◆ Exercise brief ◆
Copy out the entries in full and with complete accuracy; pictures are excluded.

++++++++

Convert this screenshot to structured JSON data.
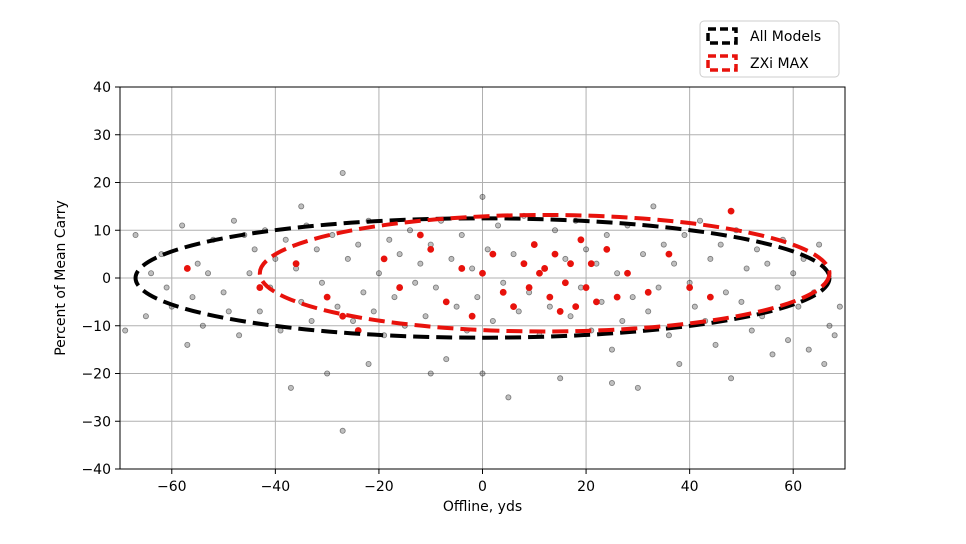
{
  "chart_data": {
    "type": "scatter",
    "xlabel": "Offline, yds",
    "ylabel": "Percent of Mean Carry",
    "xlim": [
      -70,
      70
    ],
    "ylim": [
      -40,
      40
    ],
    "xticks": [
      -60,
      -40,
      -20,
      0,
      20,
      40,
      60
    ],
    "yticks": [
      -40,
      -30,
      -20,
      -10,
      0,
      10,
      20,
      30,
      40
    ],
    "grid": true,
    "legend_position": "top-right, outside plot",
    "series": [
      {
        "name": "All Models",
        "color": "#000000",
        "marker_alpha": 0.25,
        "ellipse": {
          "cx": 0,
          "cy": 0,
          "rx": 67,
          "ry": 12.5
        },
        "points": [
          [
            -67,
            9
          ],
          [
            -65,
            -8
          ],
          [
            -62,
            5
          ],
          [
            -60,
            -6
          ],
          [
            -58,
            11
          ],
          [
            -57,
            -14
          ],
          [
            -55,
            3
          ],
          [
            -54,
            -10
          ],
          [
            -52,
            8
          ],
          [
            -50,
            -3
          ],
          [
            -48,
            12
          ],
          [
            -47,
            -12
          ],
          [
            -45,
            1
          ],
          [
            -44,
            6
          ],
          [
            -43,
            -7
          ],
          [
            -42,
            10
          ],
          [
            -41,
            -2
          ],
          [
            -40,
            4
          ],
          [
            -39,
            -11
          ],
          [
            -38,
            8
          ],
          [
            -37,
            -23
          ],
          [
            -36,
            2
          ],
          [
            -35,
            -5
          ],
          [
            -34,
            11
          ],
          [
            -33,
            -9
          ],
          [
            -32,
            6
          ],
          [
            -31,
            -1
          ],
          [
            -30,
            -20
          ],
          [
            -29,
            9
          ],
          [
            -28,
            -6
          ],
          [
            -27,
            22
          ],
          [
            -27,
            -32
          ],
          [
            -26,
            4
          ],
          [
            -25,
            -9
          ],
          [
            -24,
            7
          ],
          [
            -23,
            -3
          ],
          [
            -22,
            12
          ],
          [
            -21,
            -7
          ],
          [
            -20,
            1
          ],
          [
            -19,
            -12
          ],
          [
            -18,
            8
          ],
          [
            -17,
            -4
          ],
          [
            -16,
            5
          ],
          [
            -15,
            -10
          ],
          [
            -14,
            10
          ],
          [
            -13,
            -1
          ],
          [
            -12,
            3
          ],
          [
            -11,
            -8
          ],
          [
            -10,
            7
          ],
          [
            -9,
            -2
          ],
          [
            -8,
            12
          ],
          [
            -7,
            -17
          ],
          [
            -6,
            4
          ],
          [
            -5,
            -6
          ],
          [
            -4,
            9
          ],
          [
            -3,
            -11
          ],
          [
            -2,
            2
          ],
          [
            -1,
            -4
          ],
          [
            0,
            17
          ],
          [
            0,
            -20
          ],
          [
            1,
            6
          ],
          [
            2,
            -9
          ],
          [
            3,
            11
          ],
          [
            4,
            -1
          ],
          [
            5,
            -25
          ],
          [
            6,
            5
          ],
          [
            7,
            -7
          ],
          [
            8,
            13
          ],
          [
            9,
            -3
          ],
          [
            10,
            7
          ],
          [
            11,
            -12
          ],
          [
            12,
            2
          ],
          [
            13,
            -6
          ],
          [
            14,
            10
          ],
          [
            15,
            -21
          ],
          [
            16,
            4
          ],
          [
            17,
            -8
          ],
          [
            18,
            12
          ],
          [
            19,
            -2
          ],
          [
            20,
            6
          ],
          [
            21,
            -11
          ],
          [
            22,
            3
          ],
          [
            23,
            -5
          ],
          [
            24,
            9
          ],
          [
            25,
            -15
          ],
          [
            26,
            1
          ],
          [
            27,
            -9
          ],
          [
            28,
            11
          ],
          [
            29,
            -4
          ],
          [
            30,
            -23
          ],
          [
            31,
            5
          ],
          [
            32,
            -7
          ],
          [
            33,
            15
          ],
          [
            34,
            -2
          ],
          [
            35,
            7
          ],
          [
            36,
            -12
          ],
          [
            37,
            3
          ],
          [
            38,
            -18
          ],
          [
            39,
            9
          ],
          [
            40,
            -1
          ],
          [
            41,
            -6
          ],
          [
            42,
            12
          ],
          [
            43,
            -9
          ],
          [
            44,
            4
          ],
          [
            45,
            -14
          ],
          [
            46,
            7
          ],
          [
            47,
            -3
          ],
          [
            48,
            -21
          ],
          [
            49,
            10
          ],
          [
            50,
            -5
          ],
          [
            51,
            2
          ],
          [
            52,
            -11
          ],
          [
            53,
            6
          ],
          [
            54,
            -8
          ],
          [
            55,
            3
          ],
          [
            56,
            -16
          ],
          [
            57,
            -2
          ],
          [
            58,
            8
          ],
          [
            59,
            -13
          ],
          [
            60,
            1
          ],
          [
            61,
            -6
          ],
          [
            62,
            4
          ],
          [
            63,
            -15
          ],
          [
            64,
            -3
          ],
          [
            65,
            7
          ],
          [
            66,
            -18
          ],
          [
            67,
            -10
          ],
          [
            68,
            -12
          ],
          [
            69,
            -6
          ],
          [
            -69,
            -11
          ],
          [
            -64,
            1
          ],
          [
            -61,
            -2
          ],
          [
            -56,
            -4
          ],
          [
            -53,
            1
          ],
          [
            -49,
            -7
          ],
          [
            -46,
            9
          ],
          [
            -35,
            15
          ],
          [
            -22,
            -18
          ],
          [
            -10,
            -20
          ],
          [
            25,
            -22
          ]
        ]
      },
      {
        "name": "ZXi MAX",
        "color": "#e8120c",
        "marker_alpha": 1,
        "ellipse": {
          "cx": 12,
          "cy": 1,
          "rx": 55,
          "ry": 12.2
        },
        "points": [
          [
            -57,
            2
          ],
          [
            -43,
            -2
          ],
          [
            -36,
            3
          ],
          [
            -30,
            -4
          ],
          [
            -27,
            -8
          ],
          [
            -24,
            -11
          ],
          [
            -19,
            4
          ],
          [
            -16,
            -2
          ],
          [
            -12,
            9
          ],
          [
            -10,
            6
          ],
          [
            -7,
            -5
          ],
          [
            -4,
            2
          ],
          [
            -2,
            -8
          ],
          [
            0,
            1
          ],
          [
            2,
            5
          ],
          [
            4,
            -3
          ],
          [
            6,
            -6
          ],
          [
            8,
            3
          ],
          [
            9,
            -2
          ],
          [
            10,
            7
          ],
          [
            11,
            1
          ],
          [
            12,
            2
          ],
          [
            13,
            -4
          ],
          [
            14,
            5
          ],
          [
            15,
            -7
          ],
          [
            16,
            -1
          ],
          [
            17,
            3
          ],
          [
            18,
            -6
          ],
          [
            19,
            8
          ],
          [
            20,
            -2
          ],
          [
            21,
            3
          ],
          [
            22,
            -5
          ],
          [
            24,
            6
          ],
          [
            26,
            -4
          ],
          [
            28,
            1
          ],
          [
            32,
            -3
          ],
          [
            36,
            5
          ],
          [
            40,
            -2
          ],
          [
            44,
            -4
          ],
          [
            48,
            14
          ]
        ]
      }
    ]
  }
}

++++++++

◆ Result ◆
Convert this screenshot to structured JSON data.
{
  "chart_data": {
    "type": "scatter",
    "xlabel": "Offline, yds",
    "ylabel": "Percent of Mean Carry",
    "xlim": [
      -70,
      70
    ],
    "ylim": [
      -40,
      40
    ],
    "xticks": [
      -60,
      -40,
      -20,
      0,
      20,
      40,
      60
    ],
    "yticks": [
      -40,
      -30,
      -20,
      -10,
      0,
      10,
      20,
      30,
      40
    ],
    "grid": true,
    "legend_position": "top-right, outside plot",
    "series": [
      {
        "name": "All Models",
        "color": "#000000",
        "marker_alpha": 0.25,
        "ellipse": {
          "cx": 0,
          "cy": 0,
          "rx": 67,
          "ry": 12.5
        },
        "points": [
          [
            -67,
            9
          ],
          [
            -65,
            -8
          ],
          [
            -62,
            5
          ],
          [
            -60,
            -6
          ],
          [
            -58,
            11
          ],
          [
            -57,
            -14
          ],
          [
            -55,
            3
          ],
          [
            -54,
            -10
          ],
          [
            -52,
            8
          ],
          [
            -50,
            -3
          ],
          [
            -48,
            12
          ],
          [
            -47,
            -12
          ],
          [
            -45,
            1
          ],
          [
            -44,
            6
          ],
          [
            -43,
            -7
          ],
          [
            -42,
            10
          ],
          [
            -41,
            -2
          ],
          [
            -40,
            4
          ],
          [
            -39,
            -11
          ],
          [
            -38,
            8
          ],
          [
            -37,
            -23
          ],
          [
            -36,
            2
          ],
          [
            -35,
            -5
          ],
          [
            -34,
            11
          ],
          [
            -33,
            -9
          ],
          [
            -32,
            6
          ],
          [
            -31,
            -1
          ],
          [
            -30,
            -20
          ],
          [
            -29,
            9
          ],
          [
            -28,
            -6
          ],
          [
            -27,
            22
          ],
          [
            -27,
            -32
          ],
          [
            -26,
            4
          ],
          [
            -25,
            -9
          ],
          [
            -24,
            7
          ],
          [
            -23,
            -3
          ],
          [
            -22,
            12
          ],
          [
            -21,
            -7
          ],
          [
            -20,
            1
          ],
          [
            -19,
            -12
          ],
          [
            -18,
            8
          ],
          [
            -17,
            -4
          ],
          [
            -16,
            5
          ],
          [
            -15,
            -10
          ],
          [
            -14,
            10
          ],
          [
            -13,
            -1
          ],
          [
            -12,
            3
          ],
          [
            -11,
            -8
          ],
          [
            -10,
            7
          ],
          [
            -9,
            -2
          ],
          [
            -8,
            12
          ],
          [
            -7,
            -17
          ],
          [
            -6,
            4
          ],
          [
            -5,
            -6
          ],
          [
            -4,
            9
          ],
          [
            -3,
            -11
          ],
          [
            -2,
            2
          ],
          [
            -1,
            -4
          ],
          [
            0,
            17
          ],
          [
            0,
            -20
          ],
          [
            1,
            6
          ],
          [
            2,
            -9
          ],
          [
            3,
            11
          ],
          [
            4,
            -1
          ],
          [
            5,
            -25
          ],
          [
            6,
            5
          ],
          [
            7,
            -7
          ],
          [
            8,
            13
          ],
          [
            9,
            -3
          ],
          [
            10,
            7
          ],
          [
            11,
            -12
          ],
          [
            12,
            2
          ],
          [
            13,
            -6
          ],
          [
            14,
            10
          ],
          [
            15,
            -21
          ],
          [
            16,
            4
          ],
          [
            17,
            -8
          ],
          [
            18,
            12
          ],
          [
            19,
            -2
          ],
          [
            20,
            6
          ],
          [
            21,
            -11
          ],
          [
            22,
            3
          ],
          [
            23,
            -5
          ],
          [
            24,
            9
          ],
          [
            25,
            -15
          ],
          [
            26,
            1
          ],
          [
            27,
            -9
          ],
          [
            28,
            11
          ],
          [
            29,
            -4
          ],
          [
            30,
            -23
          ],
          [
            31,
            5
          ],
          [
            32,
            -7
          ],
          [
            33,
            15
          ],
          [
            34,
            -2
          ],
          [
            35,
            7
          ],
          [
            36,
            -12
          ],
          [
            37,
            3
          ],
          [
            38,
            -18
          ],
          [
            39,
            9
          ],
          [
            40,
            -1
          ],
          [
            41,
            -6
          ],
          [
            42,
            12
          ],
          [
            43,
            -9
          ],
          [
            44,
            4
          ],
          [
            45,
            -14
          ],
          [
            46,
            7
          ],
          [
            47,
            -3
          ],
          [
            48,
            -21
          ],
          [
            49,
            10
          ],
          [
            50,
            -5
          ],
          [
            51,
            2
          ],
          [
            52,
            -11
          ],
          [
            53,
            6
          ],
          [
            54,
            -8
          ],
          [
            55,
            3
          ],
          [
            56,
            -16
          ],
          [
            57,
            -2
          ],
          [
            58,
            8
          ],
          [
            59,
            -13
          ],
          [
            60,
            1
          ],
          [
            61,
            -6
          ],
          [
            62,
            4
          ],
          [
            63,
            -15
          ],
          [
            64,
            -3
          ],
          [
            65,
            7
          ],
          [
            66,
            -18
          ],
          [
            67,
            -10
          ],
          [
            68,
            -12
          ],
          [
            69,
            -6
          ],
          [
            -69,
            -11
          ],
          [
            -64,
            1
          ],
          [
            -61,
            -2
          ],
          [
            -56,
            -4
          ],
          [
            -53,
            1
          ],
          [
            -49,
            -7
          ],
          [
            -46,
            9
          ],
          [
            -35,
            15
          ],
          [
            -22,
            -18
          ],
          [
            -10,
            -20
          ],
          [
            25,
            -22
          ]
        ]
      },
      {
        "name": "ZXi MAX",
        "color": "#e8120c",
        "marker_alpha": 1,
        "ellipse": {
          "cx": 12,
          "cy": 1,
          "rx": 55,
          "ry": 12.2
        },
        "points": [
          [
            -57,
            2
          ],
          [
            -43,
            -2
          ],
          [
            -36,
            3
          ],
          [
            -30,
            -4
          ],
          [
            -27,
            -8
          ],
          [
            -24,
            -11
          ],
          [
            -19,
            4
          ],
          [
            -16,
            -2
          ],
          [
            -12,
            9
          ],
          [
            -10,
            6
          ],
          [
            -7,
            -5
          ],
          [
            -4,
            2
          ],
          [
            -2,
            -8
          ],
          [
            0,
            1
          ],
          [
            2,
            5
          ],
          [
            4,
            -3
          ],
          [
            6,
            -6
          ],
          [
            8,
            3
          ],
          [
            9,
            -2
          ],
          [
            10,
            7
          ],
          [
            11,
            1
          ],
          [
            12,
            2
          ],
          [
            13,
            -4
          ],
          [
            14,
            5
          ],
          [
            15,
            -7
          ],
          [
            16,
            -1
          ],
          [
            17,
            3
          ],
          [
            18,
            -6
          ],
          [
            19,
            8
          ],
          [
            20,
            -2
          ],
          [
            21,
            3
          ],
          [
            22,
            -5
          ],
          [
            24,
            6
          ],
          [
            26,
            -4
          ],
          [
            28,
            1
          ],
          [
            32,
            -3
          ],
          [
            36,
            5
          ],
          [
            40,
            -2
          ],
          [
            44,
            -4
          ],
          [
            48,
            14
          ]
        ]
      }
    ]
  }
}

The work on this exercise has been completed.